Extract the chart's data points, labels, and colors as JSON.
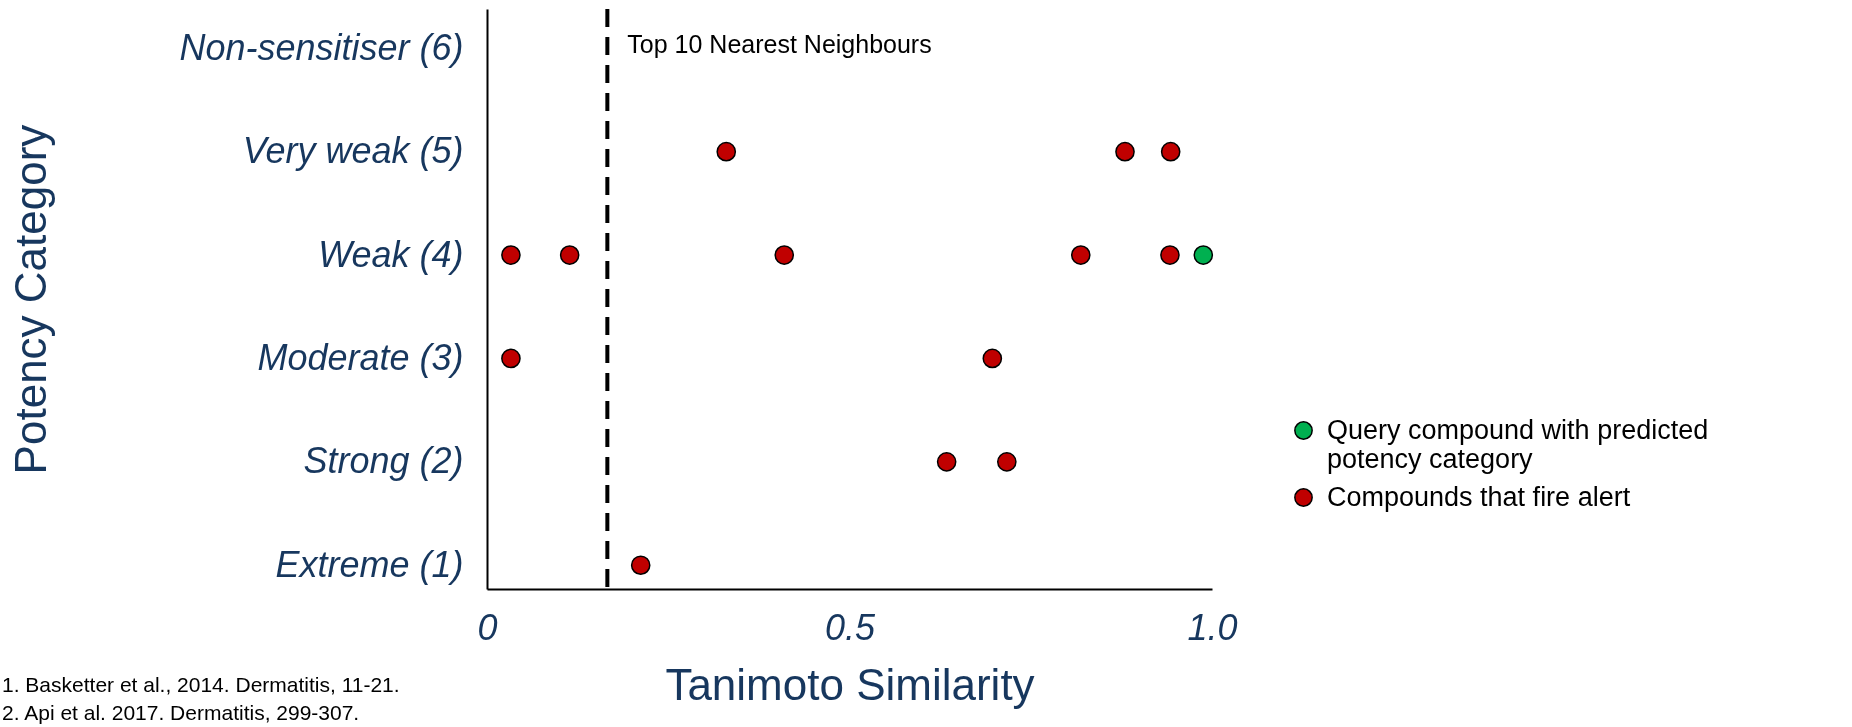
{
  "chart_data": {
    "type": "scatter",
    "xlabel": "Tanimoto Similarity",
    "ylabel": "Potency Category",
    "xlim": [
      0,
      1
    ],
    "xticks": [
      0,
      0.5,
      {
        "value": 1,
        "label": "1.0"
      }
    ],
    "ylim": [
      0.77,
      6.38
    ],
    "yticks": [
      {
        "value": 1,
        "label": "Extreme (1)"
      },
      {
        "value": 2,
        "label": "Strong (2)"
      },
      {
        "value": 3,
        "label": "Moderate (3)"
      },
      {
        "value": 4,
        "label": "Weak (4)"
      },
      {
        "value": 5,
        "label": "Very weak (5)"
      },
      {
        "value": 6,
        "label": "Non-sensitiser (6)"
      }
    ],
    "series": [
      {
        "name": "Query compound with predicted potency category",
        "color": "#00b050",
        "x": [
          0.988
        ],
        "values": [
          4
        ]
      },
      {
        "name": "Compounds that fire alert",
        "color": "#c00000",
        "x": [
          0.33,
          0.88,
          0.943,
          0.033,
          0.114,
          0.41,
          0.819,
          0.942,
          0.033,
          0.697,
          0.634,
          0.717,
          0.212
        ],
        "values": [
          5,
          5,
          5,
          4,
          4,
          4,
          4,
          4,
          3,
          3,
          2,
          2,
          1
        ]
      }
    ],
    "ref_lines": [
      {
        "axis": "x",
        "value": 0.166,
        "label": "Top 10 Nearest Neighbours",
        "line_style": "dashed"
      }
    ],
    "annotations": [
      "1. Basketter et al., 2014. Dermatitis, 11-21.",
      "2. Api et al. 2017. Dermatitis, 299-307."
    ],
    "marker": "circle",
    "legend": "right",
    "grid": false
  }
}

────────────────────

WHAT THIS TASK INVOLVES — Return every line holding the word "name" from the records.

REPLY TO THE EXERCISE —
        "name": "Query compound with predicted potency category",
        "name": "Compounds that fire alert",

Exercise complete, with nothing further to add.